* **Set exercise**
Please convert the records from the line containing "output each element" through the line containing "x-tick-label: 2024 - 2025 [976,508,1051,524]" into a JSON list of strings, one string per line, with blank lines and pictures left out.

─── Entries provided ───

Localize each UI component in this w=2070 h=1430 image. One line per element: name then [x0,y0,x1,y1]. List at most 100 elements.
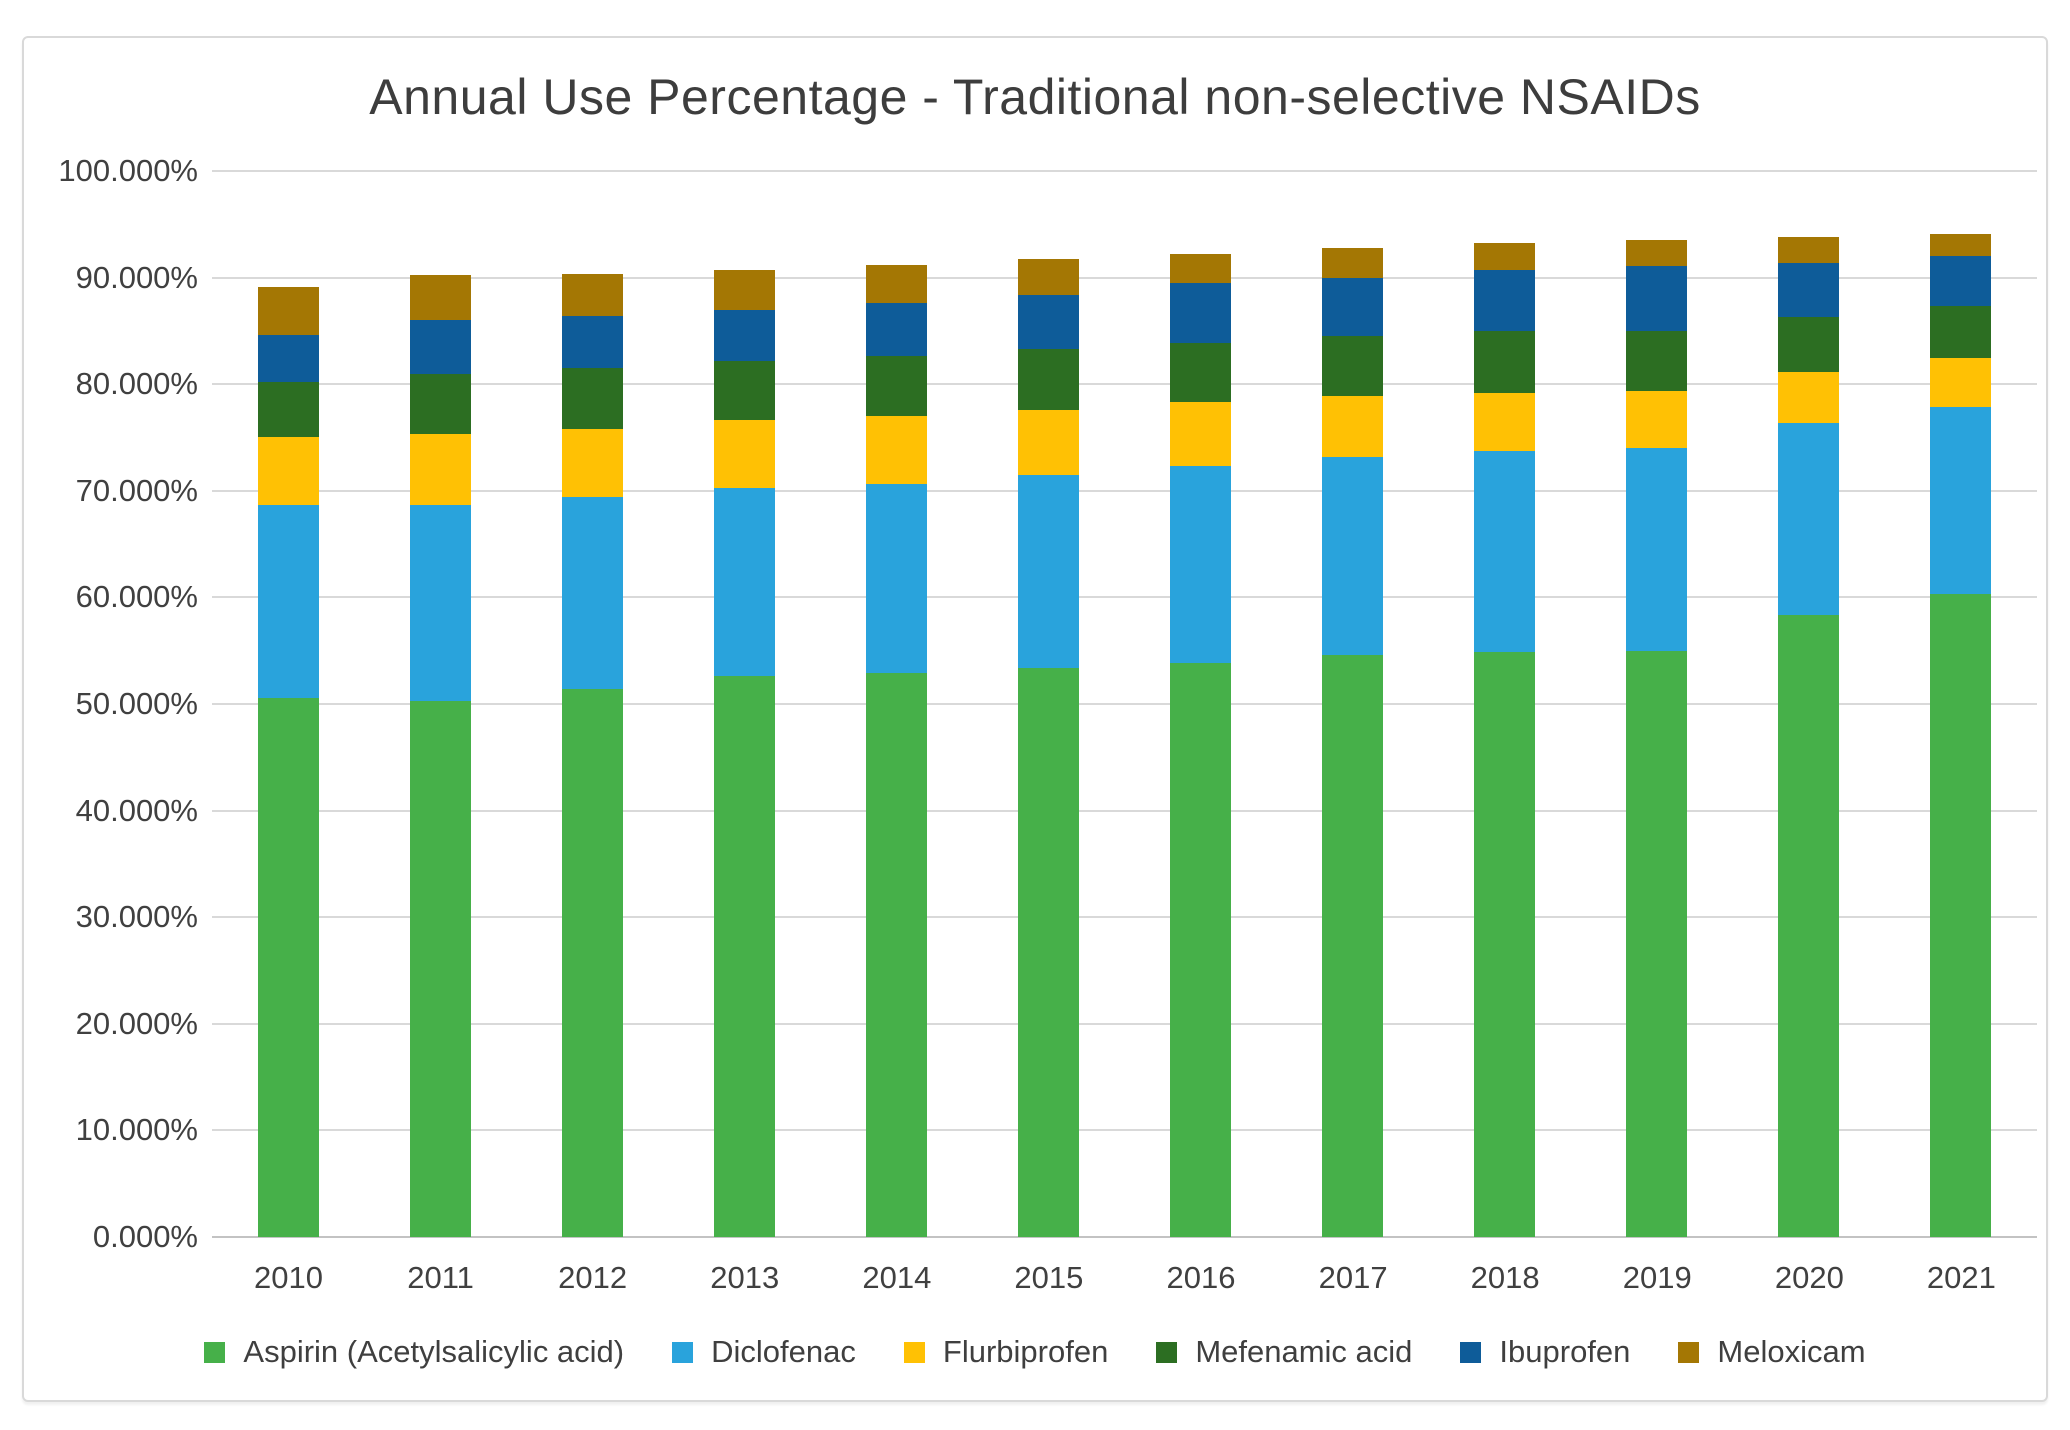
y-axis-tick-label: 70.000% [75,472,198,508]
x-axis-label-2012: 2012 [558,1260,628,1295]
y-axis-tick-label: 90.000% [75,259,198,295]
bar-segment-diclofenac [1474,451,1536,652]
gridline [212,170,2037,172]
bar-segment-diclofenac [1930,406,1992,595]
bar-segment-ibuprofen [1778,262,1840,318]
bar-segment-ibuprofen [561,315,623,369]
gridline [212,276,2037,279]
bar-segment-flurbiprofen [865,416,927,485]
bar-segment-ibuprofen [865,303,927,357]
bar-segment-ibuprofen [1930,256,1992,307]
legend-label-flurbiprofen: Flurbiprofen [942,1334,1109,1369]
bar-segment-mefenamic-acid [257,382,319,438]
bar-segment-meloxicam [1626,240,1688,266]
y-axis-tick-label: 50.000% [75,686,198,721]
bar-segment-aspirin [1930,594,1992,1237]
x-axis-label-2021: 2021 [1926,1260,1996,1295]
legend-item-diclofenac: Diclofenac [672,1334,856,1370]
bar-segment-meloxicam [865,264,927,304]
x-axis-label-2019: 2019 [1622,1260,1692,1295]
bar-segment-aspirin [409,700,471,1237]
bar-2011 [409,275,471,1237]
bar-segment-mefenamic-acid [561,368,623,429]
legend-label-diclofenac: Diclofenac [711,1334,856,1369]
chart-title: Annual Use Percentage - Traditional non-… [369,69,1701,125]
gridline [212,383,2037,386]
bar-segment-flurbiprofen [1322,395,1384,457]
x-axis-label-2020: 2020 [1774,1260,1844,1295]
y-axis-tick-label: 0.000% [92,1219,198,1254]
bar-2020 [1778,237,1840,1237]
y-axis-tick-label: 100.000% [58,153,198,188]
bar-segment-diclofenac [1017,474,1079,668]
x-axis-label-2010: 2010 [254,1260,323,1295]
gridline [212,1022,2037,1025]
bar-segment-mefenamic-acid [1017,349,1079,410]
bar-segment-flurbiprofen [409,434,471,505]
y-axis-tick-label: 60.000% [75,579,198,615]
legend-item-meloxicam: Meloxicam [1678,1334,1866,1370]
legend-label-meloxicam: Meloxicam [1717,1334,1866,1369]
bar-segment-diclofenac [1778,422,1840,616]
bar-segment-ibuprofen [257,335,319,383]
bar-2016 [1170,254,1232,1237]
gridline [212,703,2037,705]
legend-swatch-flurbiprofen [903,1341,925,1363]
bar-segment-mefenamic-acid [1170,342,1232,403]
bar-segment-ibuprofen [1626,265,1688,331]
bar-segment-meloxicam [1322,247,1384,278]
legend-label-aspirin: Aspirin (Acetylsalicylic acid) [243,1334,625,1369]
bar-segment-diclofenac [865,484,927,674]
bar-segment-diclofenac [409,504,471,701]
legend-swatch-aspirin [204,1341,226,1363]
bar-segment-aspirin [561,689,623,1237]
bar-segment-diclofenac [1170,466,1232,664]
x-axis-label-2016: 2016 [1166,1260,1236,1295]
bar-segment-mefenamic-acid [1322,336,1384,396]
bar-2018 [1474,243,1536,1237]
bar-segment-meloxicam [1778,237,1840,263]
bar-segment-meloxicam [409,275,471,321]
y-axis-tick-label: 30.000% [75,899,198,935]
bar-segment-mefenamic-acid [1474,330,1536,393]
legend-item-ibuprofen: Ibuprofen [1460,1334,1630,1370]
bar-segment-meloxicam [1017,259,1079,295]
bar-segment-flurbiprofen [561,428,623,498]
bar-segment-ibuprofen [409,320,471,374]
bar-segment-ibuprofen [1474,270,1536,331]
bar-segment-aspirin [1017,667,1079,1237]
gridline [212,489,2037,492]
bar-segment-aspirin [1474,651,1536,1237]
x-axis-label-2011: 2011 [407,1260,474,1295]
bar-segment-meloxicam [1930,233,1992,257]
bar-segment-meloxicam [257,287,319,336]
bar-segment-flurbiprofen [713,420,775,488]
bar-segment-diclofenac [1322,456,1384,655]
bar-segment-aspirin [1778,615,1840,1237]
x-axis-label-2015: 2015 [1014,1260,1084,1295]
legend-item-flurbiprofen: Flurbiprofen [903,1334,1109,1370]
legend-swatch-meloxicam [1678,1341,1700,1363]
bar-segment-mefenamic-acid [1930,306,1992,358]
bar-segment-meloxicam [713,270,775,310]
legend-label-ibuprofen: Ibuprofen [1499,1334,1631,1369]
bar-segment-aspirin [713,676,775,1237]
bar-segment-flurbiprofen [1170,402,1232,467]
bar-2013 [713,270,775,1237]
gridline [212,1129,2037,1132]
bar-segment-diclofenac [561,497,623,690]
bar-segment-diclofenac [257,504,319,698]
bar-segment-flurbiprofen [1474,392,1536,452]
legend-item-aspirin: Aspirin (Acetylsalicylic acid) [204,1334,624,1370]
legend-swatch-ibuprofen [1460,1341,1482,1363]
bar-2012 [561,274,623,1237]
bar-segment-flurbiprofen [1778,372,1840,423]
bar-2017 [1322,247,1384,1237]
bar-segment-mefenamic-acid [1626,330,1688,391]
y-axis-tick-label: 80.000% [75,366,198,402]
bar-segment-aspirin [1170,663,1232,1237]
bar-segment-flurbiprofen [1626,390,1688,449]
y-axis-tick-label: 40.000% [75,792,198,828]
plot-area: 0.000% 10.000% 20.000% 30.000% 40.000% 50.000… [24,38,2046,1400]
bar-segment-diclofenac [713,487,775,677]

───
─── Entries provided ───

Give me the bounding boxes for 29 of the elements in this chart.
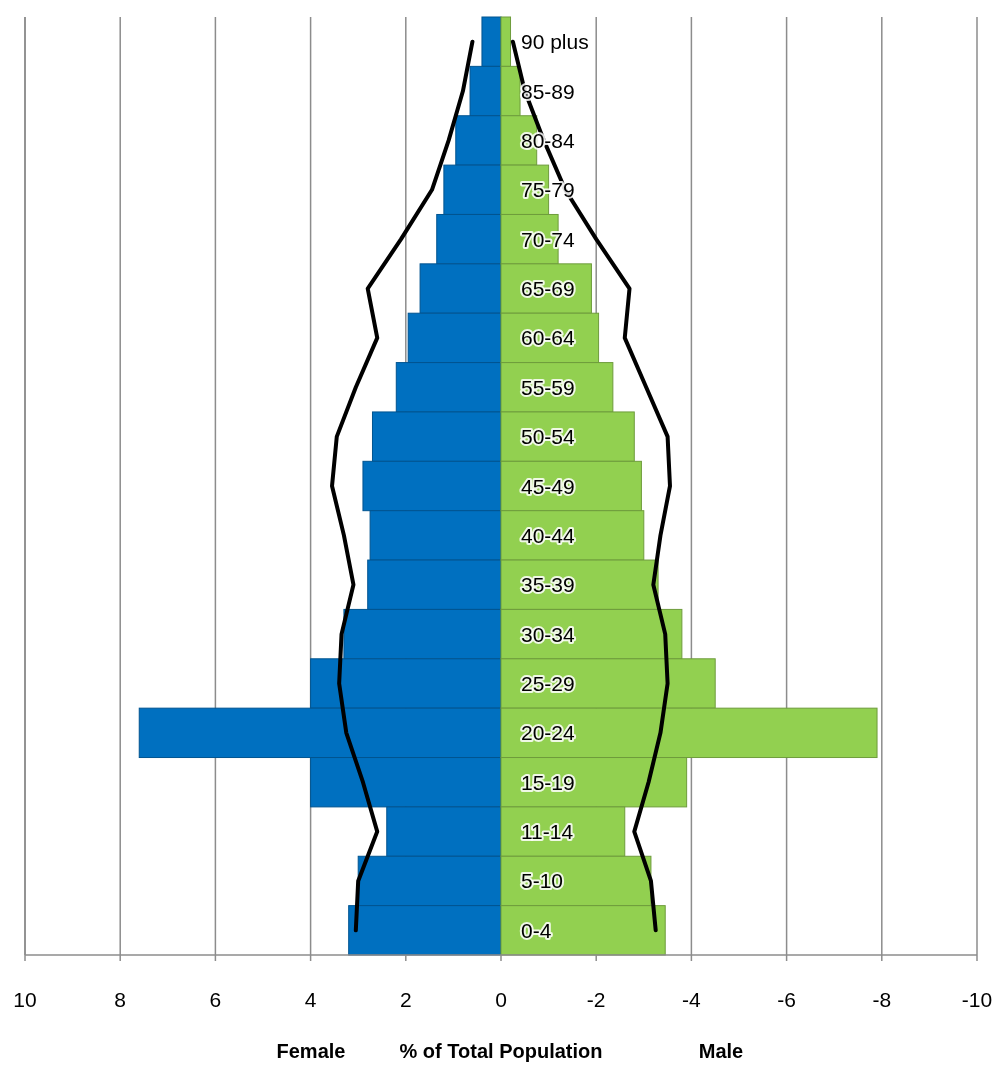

───
─── Entries provided ───

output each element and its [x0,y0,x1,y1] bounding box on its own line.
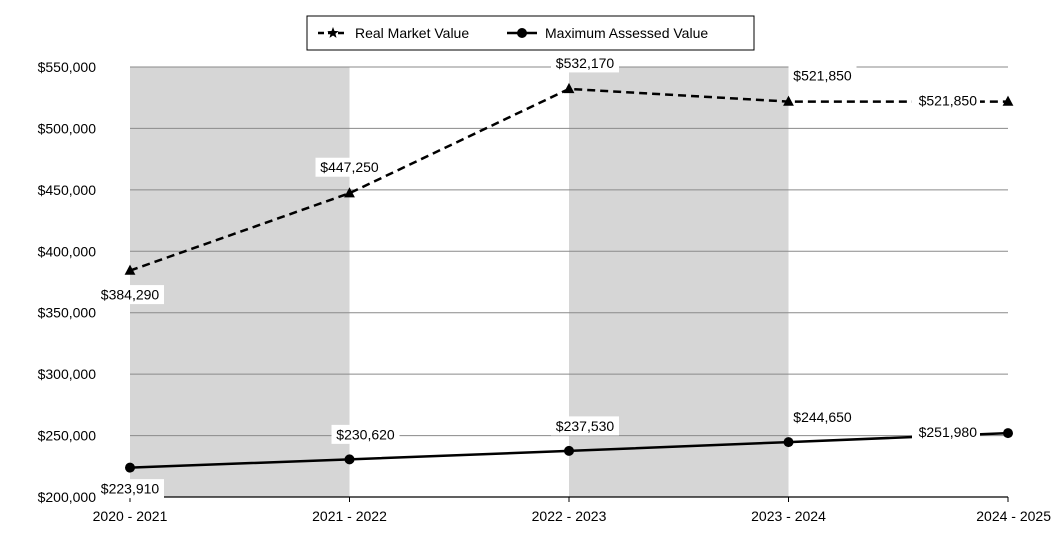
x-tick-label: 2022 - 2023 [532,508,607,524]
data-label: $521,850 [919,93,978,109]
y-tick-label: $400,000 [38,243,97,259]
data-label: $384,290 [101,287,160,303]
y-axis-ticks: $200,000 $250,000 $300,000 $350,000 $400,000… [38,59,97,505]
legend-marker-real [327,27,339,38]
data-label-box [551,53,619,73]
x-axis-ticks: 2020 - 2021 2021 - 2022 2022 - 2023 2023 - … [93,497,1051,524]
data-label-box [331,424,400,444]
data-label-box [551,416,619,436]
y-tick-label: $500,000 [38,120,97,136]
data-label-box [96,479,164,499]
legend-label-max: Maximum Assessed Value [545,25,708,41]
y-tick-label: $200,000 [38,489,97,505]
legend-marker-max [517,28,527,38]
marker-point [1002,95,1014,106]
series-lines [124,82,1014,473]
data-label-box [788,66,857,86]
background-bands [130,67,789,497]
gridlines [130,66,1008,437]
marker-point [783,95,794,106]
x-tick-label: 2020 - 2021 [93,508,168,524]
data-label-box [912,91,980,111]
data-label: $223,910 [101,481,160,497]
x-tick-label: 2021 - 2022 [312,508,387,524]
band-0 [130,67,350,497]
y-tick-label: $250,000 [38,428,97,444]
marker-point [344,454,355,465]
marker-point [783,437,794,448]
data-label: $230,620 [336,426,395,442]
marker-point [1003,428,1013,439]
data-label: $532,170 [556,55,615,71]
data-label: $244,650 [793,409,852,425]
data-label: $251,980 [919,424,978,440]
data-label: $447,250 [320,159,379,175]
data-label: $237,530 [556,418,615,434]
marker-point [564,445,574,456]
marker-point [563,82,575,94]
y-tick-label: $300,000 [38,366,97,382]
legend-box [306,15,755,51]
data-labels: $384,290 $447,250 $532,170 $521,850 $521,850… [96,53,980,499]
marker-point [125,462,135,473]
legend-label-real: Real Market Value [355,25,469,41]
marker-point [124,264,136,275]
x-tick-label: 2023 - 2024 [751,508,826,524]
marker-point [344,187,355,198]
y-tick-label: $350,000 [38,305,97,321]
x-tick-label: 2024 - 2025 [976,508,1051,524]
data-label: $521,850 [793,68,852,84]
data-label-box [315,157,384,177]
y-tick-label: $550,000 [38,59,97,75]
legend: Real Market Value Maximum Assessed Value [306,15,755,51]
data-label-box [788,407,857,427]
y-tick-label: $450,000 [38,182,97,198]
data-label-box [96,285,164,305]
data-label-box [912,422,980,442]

───

* **Task solution**
[
  "output each element and its [x0,y0,x1,y1] bounding box on its own line.",
  "x-tick-label: 2022 - 2023 [532,508,607,524]",
  "data-label: $521,850 [919,93,978,109]",
  "y-tick-label: $400,000 [38,243,97,259]",
  "data-label: $384,290 [101,287,160,303]",
  "y-axis-ticks: $200,000 $250,000 $300,000 $350,000 $400,000… [38,59,97,505]",
  "legend-marker-real [327,27,339,38]",
  "data-label-box [551,53,619,73]",
  "x-axis-ticks: 2020 - 2021 2021 - 2022 2022 - 2023 2023 - … [93,497,1051,524]",
  "data-label-box [331,424,400,444]",
  "data-label-box [551,416,619,436]",
  "y-tick-label: $500,000 [38,120,97,136]",
  "data-label-box [96,479,164,499]",
  "legend-label-max: Maximum Assessed Value [545,25,708,41]",
  "y-tick-label: $200,000 [38,489,97,505]",
  "legend-marker-max [517,28,527,38]",
  "marker-point [1002,95,1014,106]",
  "series-lines [124,82,1014,473]",
  "data-label-box [788,66,857,86]",
  "background-bands [130,67,789,497]",
  "gridlines [130,66,1008,437]",
  "marker-point [783,95,794,106]",
  "x-tick-label: 2020 - 2021 [93,508,168,524]",
  "data-label-box [912,91,980,111]",
  "data-label: $223,910 [101,481,160,497]",
  "x-tick-label: 2021 - 2022 [312,508,387,524]",
  "band-0 [130,67,350,497]",
  "y-tick-label: $250,000 [38,428,97,444]",
  "marker-point [344,454,355,465]",
  "marker-point [783,437,794,448]",
  "data-label: $230,620 [336,426,395,442]",
  "marker-point [1003,428,1013,439]",
  "data-label: $532,170 [556,55,615,71]",
  "data-label: $244,650 [793,409,852,425]",
  "data-label: $251,980 [919,424,978,440]",
  "data-label: $447,250 [320,159,379,175]",
  "data-label: $237,530 [556,418,615,434]",
  "marker-point [564,445,574,456]",
  "marker-point [563,82,575,94]",
  "y-tick-label: $300,000 [38,366,97,382]",
  "legend-box [306,15,755,51]",
  "data-labels: $384,290 $447,250 $532,170 $521,850 $521,850… [96,53,980,499]",
  "marker-point [125,462,135,473]",
  "legend-label-real: Real Market Value [355,25,469,41]",
  "marker-point [124,264,136,275]",
  "x-tick-label: 2023 - 2024 [751,508,826,524]",
  "marker-point [344,187,355,198]",
  "y-tick-label: $350,000 [38,305,97,321]",
  "x-tick-label: 2024 - 2025 [976,508,1051,524]"
]